Turkish respondents brought up very different experiences, describing much-more streamlined request processes, involving lesser administrative burdens, with specialized, dedicated nurses who make practical arrangements and facilitate physicians in requesting access to investigational drugs. Lack of experience plays a less distinctive role: “For those who are not already much familiar with the procedure it may take one hour to prepare the application, but [in] our centre, one of the biggest in Turkey, we have lots of patients. (…) So, we have a separate person who is taking care of this communication with the Ministry of Health (…) He just enters the diagnosis and he sends in a brief summary of the disease and then we [provide] the necessary evidence and the literature” (haematologist 2, Turkey).
Pharmaceutical companies
Dutch and American respondents with experience with expanded access to investigational drugs indicated that, while some pharmaceutical companies are very helpful in providing expanded access, other companies offer very limited support. One of our respondents told us: “There is absolutely no support [from industry] if you want to do expanded access. They discourage us, so you have to do it all yourself” (internist–oncologist 1, United States).
Others indicated that, in general, pharmaceutical companies were willing to collaborate with physicians and provide investigational drugs free of charge outside of a research setting. A respondent says: “And the drug company always says that if the insurance companies won’t pay for it, we have compassionate use. This we do all the time. The drug companies will pay, if the insurance company won’t” (neurologist 2, United States). Others indicate that pharmaceutical companies provide additional support in other ways, for example by handling documentation with the FDA: “I don’t need to directly contact the FDA; the company does it” (haematologist 2, United States). These arguments were not seen in the Turkish respondents, who often deal with the Turkish Social Security Institute rather than with pharmaceutical companies directly.
Funding and reimbursement
American respondents brought up funding as an important theme; not (only) the cost of the investigational drug itself, which may be provided free of charge by the manufacturer, but rather the time and materials required for its preparation by the hospital pharmacy, travelling costs for the patient and family members, and the administration, monitoring, pharmacovigilance and data collection involved. Not all patients would be able to afford the ancillary costs associated with expanded access to investigational drugs, American respondents held. American respondents took patients’ capacity to pay into account when discussing—and deciding whether or not to bring up—options for expanded access. “The patient has to have resources, too. Not everybody can just get a plane ticket and go to Texas and stay there for six weeks to get the radiation treatment” (head-and-neck surgeon 1, United States).
Turkish respondents pointed out that the Turkish healthcare system offers routine reimbursement of investigational drugs based on scientific evidence and/or regulatory approvals in other regions: “Turkey (…) compensates or reimburses any kind of drug that is available if there’s evidence that it works and if it is approved somewhere (else). Not even solely by the FDA or EMA, but also (by) the Japanese Medical Agency” (haematologist 2, Turkey).

## WORK REQUEST A
In the excerpt on expanded access to investigational drugs, list each distinct respondent attribution that appears in parentheses after a quotation, giving each only once.
## WORK REQUEST B
Return the passage of the excerpt on expanded access to investigational drugs from "Others indicated that, in" up to and including "pharmaceutical companies directly.".

[Records from a collection]
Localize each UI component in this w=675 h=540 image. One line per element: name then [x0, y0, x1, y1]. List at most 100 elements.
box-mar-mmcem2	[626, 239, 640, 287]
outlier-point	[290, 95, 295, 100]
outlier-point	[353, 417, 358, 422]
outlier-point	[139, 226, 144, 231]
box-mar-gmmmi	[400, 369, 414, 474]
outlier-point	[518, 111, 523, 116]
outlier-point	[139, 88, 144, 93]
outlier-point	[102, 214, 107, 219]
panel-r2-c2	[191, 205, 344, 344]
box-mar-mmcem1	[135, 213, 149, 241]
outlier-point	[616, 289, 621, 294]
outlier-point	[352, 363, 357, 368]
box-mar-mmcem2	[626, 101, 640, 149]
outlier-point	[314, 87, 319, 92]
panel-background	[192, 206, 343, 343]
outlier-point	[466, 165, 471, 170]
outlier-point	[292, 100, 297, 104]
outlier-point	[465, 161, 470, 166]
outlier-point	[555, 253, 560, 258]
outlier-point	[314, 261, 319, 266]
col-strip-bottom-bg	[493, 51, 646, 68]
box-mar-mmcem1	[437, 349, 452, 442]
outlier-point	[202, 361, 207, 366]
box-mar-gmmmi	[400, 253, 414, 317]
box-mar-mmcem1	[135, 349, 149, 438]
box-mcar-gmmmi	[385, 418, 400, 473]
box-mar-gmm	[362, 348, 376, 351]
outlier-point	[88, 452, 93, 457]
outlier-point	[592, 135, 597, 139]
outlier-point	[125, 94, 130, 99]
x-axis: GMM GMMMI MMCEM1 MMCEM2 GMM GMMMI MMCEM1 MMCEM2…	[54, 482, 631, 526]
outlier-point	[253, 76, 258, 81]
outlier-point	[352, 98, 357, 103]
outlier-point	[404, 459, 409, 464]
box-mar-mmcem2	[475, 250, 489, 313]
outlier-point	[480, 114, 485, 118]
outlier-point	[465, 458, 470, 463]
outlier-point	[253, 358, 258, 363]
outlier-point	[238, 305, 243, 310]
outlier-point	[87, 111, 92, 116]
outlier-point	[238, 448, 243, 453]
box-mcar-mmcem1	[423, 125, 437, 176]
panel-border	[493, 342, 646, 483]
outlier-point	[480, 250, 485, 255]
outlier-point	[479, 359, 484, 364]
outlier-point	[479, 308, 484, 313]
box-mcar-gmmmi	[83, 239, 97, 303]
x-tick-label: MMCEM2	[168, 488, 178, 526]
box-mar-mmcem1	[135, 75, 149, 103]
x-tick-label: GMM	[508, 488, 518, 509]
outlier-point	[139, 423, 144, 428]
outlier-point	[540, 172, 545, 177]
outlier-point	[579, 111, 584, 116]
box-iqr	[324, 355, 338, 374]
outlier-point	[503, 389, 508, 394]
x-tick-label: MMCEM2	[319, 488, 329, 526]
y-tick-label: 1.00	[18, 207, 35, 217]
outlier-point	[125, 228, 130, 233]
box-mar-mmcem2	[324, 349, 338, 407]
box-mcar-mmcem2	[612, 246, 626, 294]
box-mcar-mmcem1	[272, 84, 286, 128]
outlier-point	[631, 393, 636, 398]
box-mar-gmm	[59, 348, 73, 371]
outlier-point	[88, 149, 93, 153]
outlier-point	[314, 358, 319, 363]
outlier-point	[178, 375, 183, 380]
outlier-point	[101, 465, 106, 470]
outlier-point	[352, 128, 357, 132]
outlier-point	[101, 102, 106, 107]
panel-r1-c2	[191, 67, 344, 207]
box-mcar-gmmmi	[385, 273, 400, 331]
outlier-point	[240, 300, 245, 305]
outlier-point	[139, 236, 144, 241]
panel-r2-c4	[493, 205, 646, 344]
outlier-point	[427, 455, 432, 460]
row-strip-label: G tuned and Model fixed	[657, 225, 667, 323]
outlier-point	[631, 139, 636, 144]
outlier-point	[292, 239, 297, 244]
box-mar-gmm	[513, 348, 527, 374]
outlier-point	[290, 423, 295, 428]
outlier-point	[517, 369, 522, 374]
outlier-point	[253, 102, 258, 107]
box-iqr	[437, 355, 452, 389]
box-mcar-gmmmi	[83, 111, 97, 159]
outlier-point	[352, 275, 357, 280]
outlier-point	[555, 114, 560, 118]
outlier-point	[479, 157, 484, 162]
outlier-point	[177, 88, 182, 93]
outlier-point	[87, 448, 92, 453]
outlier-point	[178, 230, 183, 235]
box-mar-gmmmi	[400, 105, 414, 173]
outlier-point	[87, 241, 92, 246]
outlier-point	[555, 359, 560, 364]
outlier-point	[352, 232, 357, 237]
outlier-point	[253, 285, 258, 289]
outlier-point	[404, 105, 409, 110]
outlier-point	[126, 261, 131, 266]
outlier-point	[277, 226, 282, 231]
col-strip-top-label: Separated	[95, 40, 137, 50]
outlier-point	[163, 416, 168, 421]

## WRITTEN REPLY A
haematologist 2, Turkey
internist–oncologist 1, United States
neurologist 2, United States
haematologist 2, United States
head-and-neck surgeon 1, United States

## WRITTEN REPLY B
Others indicated that, in general, pharmaceutical companies were willing to collaborate with physicians and provide investigational drugs free of charge outside of a research setting. A respondent says: “And the drug company always says that if the insurance companies won’t pay for it, we have compassionate use. This we do all the time. The drug companies will pay, if the insurance company won’t” (neurologist 2, United States). Others indicate that pharmaceutical companies provide additional support in other ways, for example by handling documentation with the FDA: “I don’t need to directly contact the FDA; the company does it” (haematologist 2, United States). These arguments were not seen in the Turkish respondents, who often deal with the Turkish Social Security Institute rather than with pharmaceutical companies directly.